● **GIVEN REQUEST**: For the entries below, how many lines include the word "Imports"? Give the figure and nothing more.

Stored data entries
──────────

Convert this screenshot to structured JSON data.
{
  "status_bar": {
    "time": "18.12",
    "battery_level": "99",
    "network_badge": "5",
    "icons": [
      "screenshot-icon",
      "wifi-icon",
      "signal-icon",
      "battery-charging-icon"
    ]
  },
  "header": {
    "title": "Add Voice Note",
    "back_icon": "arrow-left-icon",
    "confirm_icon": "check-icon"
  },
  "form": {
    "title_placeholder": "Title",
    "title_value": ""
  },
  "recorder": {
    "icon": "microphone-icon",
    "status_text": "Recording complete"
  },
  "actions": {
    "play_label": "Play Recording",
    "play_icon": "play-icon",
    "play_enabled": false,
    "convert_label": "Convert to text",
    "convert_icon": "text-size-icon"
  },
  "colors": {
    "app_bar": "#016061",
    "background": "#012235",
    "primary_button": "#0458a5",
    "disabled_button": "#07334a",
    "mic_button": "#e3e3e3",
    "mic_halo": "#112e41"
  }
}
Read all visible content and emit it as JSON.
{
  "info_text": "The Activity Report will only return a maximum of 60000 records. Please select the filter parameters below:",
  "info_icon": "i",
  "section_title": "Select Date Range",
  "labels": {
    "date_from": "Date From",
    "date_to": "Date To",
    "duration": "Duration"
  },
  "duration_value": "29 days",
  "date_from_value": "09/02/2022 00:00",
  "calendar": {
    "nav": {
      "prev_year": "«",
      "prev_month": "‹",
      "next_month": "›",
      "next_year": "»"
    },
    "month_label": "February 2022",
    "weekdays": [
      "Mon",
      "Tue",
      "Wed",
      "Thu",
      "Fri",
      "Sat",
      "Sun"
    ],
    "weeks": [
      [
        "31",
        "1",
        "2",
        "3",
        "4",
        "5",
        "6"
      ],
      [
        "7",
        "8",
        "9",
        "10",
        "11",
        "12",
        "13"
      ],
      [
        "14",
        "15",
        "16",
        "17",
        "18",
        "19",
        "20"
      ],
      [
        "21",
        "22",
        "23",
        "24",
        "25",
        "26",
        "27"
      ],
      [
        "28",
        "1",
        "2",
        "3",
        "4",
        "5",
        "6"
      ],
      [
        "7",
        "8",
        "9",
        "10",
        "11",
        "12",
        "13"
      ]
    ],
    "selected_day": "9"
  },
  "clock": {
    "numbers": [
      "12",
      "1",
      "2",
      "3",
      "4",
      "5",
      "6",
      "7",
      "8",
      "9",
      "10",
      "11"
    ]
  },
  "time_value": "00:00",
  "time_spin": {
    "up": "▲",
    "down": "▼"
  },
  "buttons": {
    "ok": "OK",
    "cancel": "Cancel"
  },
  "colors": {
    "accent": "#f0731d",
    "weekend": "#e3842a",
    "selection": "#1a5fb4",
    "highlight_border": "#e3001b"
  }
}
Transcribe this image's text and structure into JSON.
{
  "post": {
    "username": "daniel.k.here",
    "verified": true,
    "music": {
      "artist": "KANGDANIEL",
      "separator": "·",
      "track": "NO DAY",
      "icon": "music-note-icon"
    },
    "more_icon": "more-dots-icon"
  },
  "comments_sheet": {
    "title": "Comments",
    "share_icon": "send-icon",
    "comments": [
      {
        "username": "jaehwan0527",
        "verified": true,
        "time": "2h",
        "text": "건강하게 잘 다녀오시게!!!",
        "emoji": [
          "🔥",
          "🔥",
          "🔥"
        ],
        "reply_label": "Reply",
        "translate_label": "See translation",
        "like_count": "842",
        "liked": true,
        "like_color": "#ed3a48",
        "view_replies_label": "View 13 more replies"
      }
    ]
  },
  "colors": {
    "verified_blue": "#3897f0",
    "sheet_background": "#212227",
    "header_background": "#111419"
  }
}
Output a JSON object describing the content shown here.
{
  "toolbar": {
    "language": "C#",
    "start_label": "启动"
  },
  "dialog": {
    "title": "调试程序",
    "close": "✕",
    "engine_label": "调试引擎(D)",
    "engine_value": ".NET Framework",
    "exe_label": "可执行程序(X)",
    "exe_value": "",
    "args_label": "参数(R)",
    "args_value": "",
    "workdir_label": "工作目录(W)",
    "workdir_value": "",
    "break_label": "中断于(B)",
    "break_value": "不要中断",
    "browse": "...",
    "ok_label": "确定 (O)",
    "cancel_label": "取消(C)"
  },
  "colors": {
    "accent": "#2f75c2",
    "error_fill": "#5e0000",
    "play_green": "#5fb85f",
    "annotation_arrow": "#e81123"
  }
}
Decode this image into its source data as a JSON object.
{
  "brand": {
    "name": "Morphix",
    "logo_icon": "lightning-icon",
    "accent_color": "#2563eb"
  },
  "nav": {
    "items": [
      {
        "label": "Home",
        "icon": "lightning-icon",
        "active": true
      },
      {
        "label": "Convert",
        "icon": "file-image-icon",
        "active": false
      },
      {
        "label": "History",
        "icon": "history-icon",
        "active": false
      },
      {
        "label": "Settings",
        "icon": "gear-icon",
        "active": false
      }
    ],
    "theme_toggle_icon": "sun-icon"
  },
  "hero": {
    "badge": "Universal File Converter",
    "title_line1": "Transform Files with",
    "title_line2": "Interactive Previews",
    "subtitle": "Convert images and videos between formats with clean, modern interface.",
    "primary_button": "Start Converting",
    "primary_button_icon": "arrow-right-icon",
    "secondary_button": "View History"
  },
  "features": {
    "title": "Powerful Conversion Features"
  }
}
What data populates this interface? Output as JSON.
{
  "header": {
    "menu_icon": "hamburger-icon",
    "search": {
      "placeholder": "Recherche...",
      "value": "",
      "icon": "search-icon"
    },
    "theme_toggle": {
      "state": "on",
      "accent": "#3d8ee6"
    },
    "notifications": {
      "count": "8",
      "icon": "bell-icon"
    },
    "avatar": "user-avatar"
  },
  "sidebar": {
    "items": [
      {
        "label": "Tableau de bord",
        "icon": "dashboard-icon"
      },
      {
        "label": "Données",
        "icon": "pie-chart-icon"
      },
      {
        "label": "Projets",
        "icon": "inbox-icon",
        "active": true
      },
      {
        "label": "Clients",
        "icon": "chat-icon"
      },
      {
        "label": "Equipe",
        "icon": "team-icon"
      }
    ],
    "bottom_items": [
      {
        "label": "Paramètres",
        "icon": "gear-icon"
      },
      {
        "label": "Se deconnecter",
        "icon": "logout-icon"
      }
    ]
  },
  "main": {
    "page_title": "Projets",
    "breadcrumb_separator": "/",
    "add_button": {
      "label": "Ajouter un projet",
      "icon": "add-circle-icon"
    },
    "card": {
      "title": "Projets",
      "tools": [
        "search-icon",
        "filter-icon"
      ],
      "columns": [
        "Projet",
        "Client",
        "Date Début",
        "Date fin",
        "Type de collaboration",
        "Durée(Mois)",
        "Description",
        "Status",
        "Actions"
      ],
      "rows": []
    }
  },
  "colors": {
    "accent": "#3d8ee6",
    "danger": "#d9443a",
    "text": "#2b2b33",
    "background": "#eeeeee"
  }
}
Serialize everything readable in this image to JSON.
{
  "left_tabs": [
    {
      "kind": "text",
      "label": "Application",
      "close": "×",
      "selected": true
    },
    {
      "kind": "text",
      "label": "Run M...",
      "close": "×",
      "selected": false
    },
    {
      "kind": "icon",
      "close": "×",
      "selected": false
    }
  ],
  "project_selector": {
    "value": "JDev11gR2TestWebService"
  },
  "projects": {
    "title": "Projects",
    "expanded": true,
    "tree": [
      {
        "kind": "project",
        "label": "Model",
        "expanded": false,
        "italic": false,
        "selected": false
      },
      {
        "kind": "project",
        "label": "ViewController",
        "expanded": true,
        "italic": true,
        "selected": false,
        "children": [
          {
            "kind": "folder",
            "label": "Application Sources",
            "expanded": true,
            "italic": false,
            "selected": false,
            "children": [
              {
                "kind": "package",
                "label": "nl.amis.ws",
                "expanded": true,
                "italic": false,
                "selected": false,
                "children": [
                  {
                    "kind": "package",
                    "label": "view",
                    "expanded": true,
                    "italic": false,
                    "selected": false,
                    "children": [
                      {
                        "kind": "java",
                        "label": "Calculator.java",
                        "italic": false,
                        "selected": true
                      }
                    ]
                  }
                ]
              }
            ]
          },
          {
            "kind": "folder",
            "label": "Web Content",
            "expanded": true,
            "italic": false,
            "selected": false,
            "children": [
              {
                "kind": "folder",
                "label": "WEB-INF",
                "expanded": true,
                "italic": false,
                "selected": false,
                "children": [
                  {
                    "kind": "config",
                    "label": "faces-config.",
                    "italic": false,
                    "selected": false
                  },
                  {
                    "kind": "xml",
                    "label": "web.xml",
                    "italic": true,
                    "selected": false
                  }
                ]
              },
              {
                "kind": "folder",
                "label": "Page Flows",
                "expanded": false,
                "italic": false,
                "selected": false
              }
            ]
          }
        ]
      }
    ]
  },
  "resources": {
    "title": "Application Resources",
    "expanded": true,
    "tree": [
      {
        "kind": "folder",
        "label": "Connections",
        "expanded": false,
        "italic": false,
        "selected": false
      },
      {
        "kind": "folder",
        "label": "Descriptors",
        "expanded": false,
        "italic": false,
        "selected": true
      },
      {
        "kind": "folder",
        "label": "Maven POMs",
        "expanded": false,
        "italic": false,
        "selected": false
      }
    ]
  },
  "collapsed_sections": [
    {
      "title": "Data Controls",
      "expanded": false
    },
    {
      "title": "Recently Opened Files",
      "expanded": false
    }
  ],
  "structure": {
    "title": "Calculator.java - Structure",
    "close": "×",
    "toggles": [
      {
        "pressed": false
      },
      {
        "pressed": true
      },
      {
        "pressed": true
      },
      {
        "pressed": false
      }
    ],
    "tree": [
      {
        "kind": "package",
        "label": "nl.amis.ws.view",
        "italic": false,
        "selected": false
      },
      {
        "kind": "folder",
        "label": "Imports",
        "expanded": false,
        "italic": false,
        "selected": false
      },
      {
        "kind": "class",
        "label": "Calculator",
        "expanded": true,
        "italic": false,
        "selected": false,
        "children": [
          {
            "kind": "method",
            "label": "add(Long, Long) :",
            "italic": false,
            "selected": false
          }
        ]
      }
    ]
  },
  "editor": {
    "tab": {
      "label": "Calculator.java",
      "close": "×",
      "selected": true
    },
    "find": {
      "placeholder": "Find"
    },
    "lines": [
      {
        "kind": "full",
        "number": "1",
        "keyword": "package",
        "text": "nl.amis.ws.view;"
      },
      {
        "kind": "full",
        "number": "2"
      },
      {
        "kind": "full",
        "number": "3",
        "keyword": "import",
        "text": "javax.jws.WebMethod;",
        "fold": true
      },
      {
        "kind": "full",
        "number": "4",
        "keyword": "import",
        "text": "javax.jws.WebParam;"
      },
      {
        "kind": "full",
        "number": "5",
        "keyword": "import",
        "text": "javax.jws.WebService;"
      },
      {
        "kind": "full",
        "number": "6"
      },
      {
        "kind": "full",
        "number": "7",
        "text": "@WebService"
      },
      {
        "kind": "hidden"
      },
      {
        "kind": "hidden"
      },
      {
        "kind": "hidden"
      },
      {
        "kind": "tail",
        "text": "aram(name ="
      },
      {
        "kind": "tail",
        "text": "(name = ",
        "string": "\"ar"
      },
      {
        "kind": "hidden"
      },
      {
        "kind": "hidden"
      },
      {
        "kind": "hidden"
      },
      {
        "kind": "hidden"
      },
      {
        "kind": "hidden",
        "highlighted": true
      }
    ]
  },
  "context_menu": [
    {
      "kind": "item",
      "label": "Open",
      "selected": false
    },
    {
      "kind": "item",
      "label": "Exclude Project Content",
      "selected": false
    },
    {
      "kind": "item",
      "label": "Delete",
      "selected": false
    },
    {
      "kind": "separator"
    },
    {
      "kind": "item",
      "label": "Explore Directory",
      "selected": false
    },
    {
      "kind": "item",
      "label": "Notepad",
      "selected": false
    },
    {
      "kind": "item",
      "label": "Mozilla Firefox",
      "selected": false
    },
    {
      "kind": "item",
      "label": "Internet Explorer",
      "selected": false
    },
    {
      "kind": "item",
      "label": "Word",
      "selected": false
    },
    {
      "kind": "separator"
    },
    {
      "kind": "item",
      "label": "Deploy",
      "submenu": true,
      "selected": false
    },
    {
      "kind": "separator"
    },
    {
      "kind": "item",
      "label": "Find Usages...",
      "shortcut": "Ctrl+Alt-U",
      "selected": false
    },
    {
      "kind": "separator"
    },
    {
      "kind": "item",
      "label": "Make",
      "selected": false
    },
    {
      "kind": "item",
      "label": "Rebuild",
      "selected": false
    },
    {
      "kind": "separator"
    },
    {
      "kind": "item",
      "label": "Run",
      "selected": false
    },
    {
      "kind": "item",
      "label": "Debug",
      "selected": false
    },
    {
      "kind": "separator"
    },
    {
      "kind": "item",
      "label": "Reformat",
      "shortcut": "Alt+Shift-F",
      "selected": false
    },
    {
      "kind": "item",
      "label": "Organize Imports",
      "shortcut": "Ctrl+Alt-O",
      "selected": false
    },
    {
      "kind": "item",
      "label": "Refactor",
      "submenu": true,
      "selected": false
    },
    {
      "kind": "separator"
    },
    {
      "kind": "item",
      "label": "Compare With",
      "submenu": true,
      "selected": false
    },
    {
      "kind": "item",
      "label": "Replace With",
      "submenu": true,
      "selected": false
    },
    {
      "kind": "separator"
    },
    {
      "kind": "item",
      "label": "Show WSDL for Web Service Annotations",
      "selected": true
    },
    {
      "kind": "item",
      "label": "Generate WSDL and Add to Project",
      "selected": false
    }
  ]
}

──────────

● **RESULT**: 2